>> begin DATA TO PROCESS

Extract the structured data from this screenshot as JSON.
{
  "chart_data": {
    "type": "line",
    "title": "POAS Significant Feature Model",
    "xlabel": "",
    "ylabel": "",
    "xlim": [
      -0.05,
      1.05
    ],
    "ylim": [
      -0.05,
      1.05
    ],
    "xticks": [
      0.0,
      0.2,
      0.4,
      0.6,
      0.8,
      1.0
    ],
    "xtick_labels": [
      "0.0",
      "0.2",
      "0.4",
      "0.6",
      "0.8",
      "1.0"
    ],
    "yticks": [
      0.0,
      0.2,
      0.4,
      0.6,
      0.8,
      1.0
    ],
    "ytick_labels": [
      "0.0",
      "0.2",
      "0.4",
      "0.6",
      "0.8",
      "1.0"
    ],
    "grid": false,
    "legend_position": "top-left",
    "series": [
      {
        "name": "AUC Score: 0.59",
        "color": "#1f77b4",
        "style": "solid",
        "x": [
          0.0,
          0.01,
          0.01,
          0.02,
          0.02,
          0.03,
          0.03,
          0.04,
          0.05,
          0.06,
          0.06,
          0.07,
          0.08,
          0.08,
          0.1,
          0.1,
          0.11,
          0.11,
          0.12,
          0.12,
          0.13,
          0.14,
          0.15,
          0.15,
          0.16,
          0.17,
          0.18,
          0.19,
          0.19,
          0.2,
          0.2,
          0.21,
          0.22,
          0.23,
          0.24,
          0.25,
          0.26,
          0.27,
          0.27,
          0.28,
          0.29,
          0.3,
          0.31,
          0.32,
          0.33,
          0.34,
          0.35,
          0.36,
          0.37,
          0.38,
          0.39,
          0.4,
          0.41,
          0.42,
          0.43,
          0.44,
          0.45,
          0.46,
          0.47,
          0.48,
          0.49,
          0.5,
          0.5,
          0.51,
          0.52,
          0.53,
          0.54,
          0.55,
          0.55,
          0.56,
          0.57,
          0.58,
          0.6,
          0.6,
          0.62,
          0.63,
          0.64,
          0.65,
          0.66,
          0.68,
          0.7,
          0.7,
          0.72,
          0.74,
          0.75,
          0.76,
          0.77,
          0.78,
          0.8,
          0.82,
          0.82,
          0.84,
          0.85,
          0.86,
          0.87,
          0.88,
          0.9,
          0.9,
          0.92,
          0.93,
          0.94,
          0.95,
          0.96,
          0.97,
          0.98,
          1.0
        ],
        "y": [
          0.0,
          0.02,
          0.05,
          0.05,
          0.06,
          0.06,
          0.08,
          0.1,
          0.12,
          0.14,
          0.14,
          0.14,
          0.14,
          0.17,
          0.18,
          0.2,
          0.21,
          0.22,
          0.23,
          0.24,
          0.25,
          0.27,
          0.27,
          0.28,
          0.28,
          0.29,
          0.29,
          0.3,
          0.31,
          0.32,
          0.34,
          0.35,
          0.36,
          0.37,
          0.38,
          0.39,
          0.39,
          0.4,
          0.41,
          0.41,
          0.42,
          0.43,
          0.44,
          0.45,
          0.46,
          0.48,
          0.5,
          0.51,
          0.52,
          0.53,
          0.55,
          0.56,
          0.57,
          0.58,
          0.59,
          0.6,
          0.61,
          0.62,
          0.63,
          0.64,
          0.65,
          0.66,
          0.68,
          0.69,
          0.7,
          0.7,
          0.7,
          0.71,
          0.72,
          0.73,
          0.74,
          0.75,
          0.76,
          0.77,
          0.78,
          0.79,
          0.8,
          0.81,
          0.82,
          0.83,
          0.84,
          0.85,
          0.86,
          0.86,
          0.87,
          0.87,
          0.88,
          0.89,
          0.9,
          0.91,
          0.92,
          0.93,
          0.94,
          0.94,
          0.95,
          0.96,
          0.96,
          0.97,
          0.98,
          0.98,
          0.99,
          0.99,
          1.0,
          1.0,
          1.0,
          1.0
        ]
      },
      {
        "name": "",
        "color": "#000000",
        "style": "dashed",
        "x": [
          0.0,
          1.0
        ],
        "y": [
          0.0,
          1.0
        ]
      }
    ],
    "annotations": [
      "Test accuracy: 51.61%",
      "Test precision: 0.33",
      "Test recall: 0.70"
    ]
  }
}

>> end DATA TO PROCESS

• SET TASK:
From the material, report only how many lines include the word "Test".

• ANSWER:
3